___ DATASET EXTRACT
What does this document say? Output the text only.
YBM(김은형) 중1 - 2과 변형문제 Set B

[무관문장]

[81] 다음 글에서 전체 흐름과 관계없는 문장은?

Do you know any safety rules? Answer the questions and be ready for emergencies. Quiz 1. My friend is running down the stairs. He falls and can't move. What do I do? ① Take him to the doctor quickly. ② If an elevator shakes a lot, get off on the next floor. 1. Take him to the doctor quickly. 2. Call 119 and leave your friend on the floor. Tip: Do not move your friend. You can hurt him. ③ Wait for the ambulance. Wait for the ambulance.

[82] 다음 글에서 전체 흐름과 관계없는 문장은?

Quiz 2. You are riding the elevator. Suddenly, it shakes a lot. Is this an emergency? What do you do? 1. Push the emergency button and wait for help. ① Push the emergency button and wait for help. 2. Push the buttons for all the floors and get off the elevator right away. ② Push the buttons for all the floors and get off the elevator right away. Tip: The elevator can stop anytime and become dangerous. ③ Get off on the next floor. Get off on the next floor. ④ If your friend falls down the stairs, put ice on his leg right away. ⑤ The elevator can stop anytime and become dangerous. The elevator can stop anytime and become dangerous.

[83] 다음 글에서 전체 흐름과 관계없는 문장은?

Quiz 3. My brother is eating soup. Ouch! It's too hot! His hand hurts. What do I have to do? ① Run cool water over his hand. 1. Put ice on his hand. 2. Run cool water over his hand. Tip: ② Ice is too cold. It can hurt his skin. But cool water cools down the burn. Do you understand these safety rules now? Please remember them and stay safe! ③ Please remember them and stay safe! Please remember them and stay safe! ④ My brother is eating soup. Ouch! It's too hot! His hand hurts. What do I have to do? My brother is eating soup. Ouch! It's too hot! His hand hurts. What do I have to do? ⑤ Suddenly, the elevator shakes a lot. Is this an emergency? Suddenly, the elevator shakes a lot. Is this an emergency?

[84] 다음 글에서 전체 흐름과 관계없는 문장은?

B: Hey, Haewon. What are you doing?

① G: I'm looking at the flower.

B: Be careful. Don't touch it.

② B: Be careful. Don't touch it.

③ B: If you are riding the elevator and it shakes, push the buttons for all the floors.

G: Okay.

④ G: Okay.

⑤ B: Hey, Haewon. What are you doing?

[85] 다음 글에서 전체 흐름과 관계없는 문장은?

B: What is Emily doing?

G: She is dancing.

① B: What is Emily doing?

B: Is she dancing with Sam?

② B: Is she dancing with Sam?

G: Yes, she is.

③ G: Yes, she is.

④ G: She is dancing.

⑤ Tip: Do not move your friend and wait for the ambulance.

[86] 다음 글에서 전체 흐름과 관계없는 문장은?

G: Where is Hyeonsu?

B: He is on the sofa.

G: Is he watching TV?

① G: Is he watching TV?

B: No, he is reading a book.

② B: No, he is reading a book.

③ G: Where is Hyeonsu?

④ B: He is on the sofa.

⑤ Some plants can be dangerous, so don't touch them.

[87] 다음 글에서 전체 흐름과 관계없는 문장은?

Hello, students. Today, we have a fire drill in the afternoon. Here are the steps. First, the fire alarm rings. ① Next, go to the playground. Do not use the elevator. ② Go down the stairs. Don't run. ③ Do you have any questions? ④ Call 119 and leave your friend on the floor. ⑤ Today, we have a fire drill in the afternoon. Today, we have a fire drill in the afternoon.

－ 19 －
______
**JOB**
Output the complete data exactly as written.

**ANSWER BELOW**
What does this document say? Output the text only.
YBM(김은형) 중1 - 2과 변형문제 Set B

[무관문장]

[81] 다음 글에서 전체 흐름과 관계없는 문장은?

Do you know any safety rules? Answer the questions and be ready for emergencies. Quiz 1. My friend is running down the stairs. He falls and can't move. What do I do? ① Take him to the doctor quickly. ② If an elevator shakes a lot, get off on the next floor. 1. Take him to the doctor quickly. 2. Call 119 and leave your friend on the floor. Tip: Do not move your friend. You can hurt him. ③ Wait for the ambulance. Wait for the ambulance.

[82] 다음 글에서 전체 흐름과 관계없는 문장은?

Quiz 2. You are riding the elevator. Suddenly, it shakes a lot. Is this an emergency? What do you do? 1. Push the emergency button and wait for help. ① Push the emergency button and wait for help. 2. Push the buttons for all the floors and get off the elevator right away. ② Push the buttons for all the floors and get off the elevator right away. Tip: The elevator can stop anytime and become dangerous. ③ Get off on the next floor. Get off on the next floor. ④ If your friend falls down the stairs, put ice on his leg right away. ⑤ The elevator can stop anytime and become dangerous. The elevator can stop anytime and become dangerous.

[83] 다음 글에서 전체 흐름과 관계없는 문장은?

Quiz 3. My brother is eating soup. Ouch! It's too hot! His hand hurts. What do I have to do? ① Run cool water over his hand. 1. Put ice on his hand. 2. Run cool water over his hand. Tip: ② Ice is too cold. It can hurt his skin. But cool water cools down the burn. Do you understand these safety rules now? Please remember them and stay safe! ③ Please remember them and stay safe! Please remember them and stay safe! ④ My brother is eating soup. Ouch! It's too hot! His hand hurts. What do I have to do? My brother is eating soup. Ouch! It's too hot! His hand hurts. What do I have to do? ⑤ Suddenly, the elevator shakes a lot. Is this an emergency? Suddenly, the elevator shakes a lot. Is this an emergency?

[84] 다음 글에서 전체 흐름과 관계없는 문장은?

B: Hey, Haewon. What are you doing?

① G: I'm looking at the flower.

B: Be careful. Don't touch it.

② B: Be careful. Don't touch it.

③ B: If you are riding the elevator and it shakes, push the buttons for all the floors.

G: Okay.

④ G: Okay.

⑤ B: Hey, Haewon. What are you doing?

[85] 다음 글에서 전체 흐름과 관계없는 문장은?

B: What is Emily doing?

G: She is dancing.

① B: What is Emily doing?

B: Is she dancing with Sam?

② B: Is she dancing with Sam?

G: Yes, she is.

③ G: Yes, she is.

④ G: She is dancing.

⑤ Tip: Do not move your friend and wait for the ambulance.

[86] 다음 글에서 전체 흐름과 관계없는 문장은?

G: Where is Hyeonsu?

B: He is on the sofa.

G: Is he watching TV?

① G: Is he watching TV?

B: No, he is reading a book.

② B: No, he is reading a book.

③ G: Where is Hyeonsu?

④ B: He is on the sofa.

⑤ Some plants can be dangerous, so don't touch them.

[87] 다음 글에서 전체 흐름과 관계없는 문장은?

Hello, students. Today, we have a fire drill in the afternoon. Here are the steps. First, the fire alarm rings. ① Next, go to the playground. Do not use the elevator. ② Go down the stairs. Don't run. ③ Do you have any questions? ④ Call 119 and leave your friend on the floor. ⑤ Today, we have a fire drill in the afternoon. Today, we have a fire drill in the afternoon.

－ 19 －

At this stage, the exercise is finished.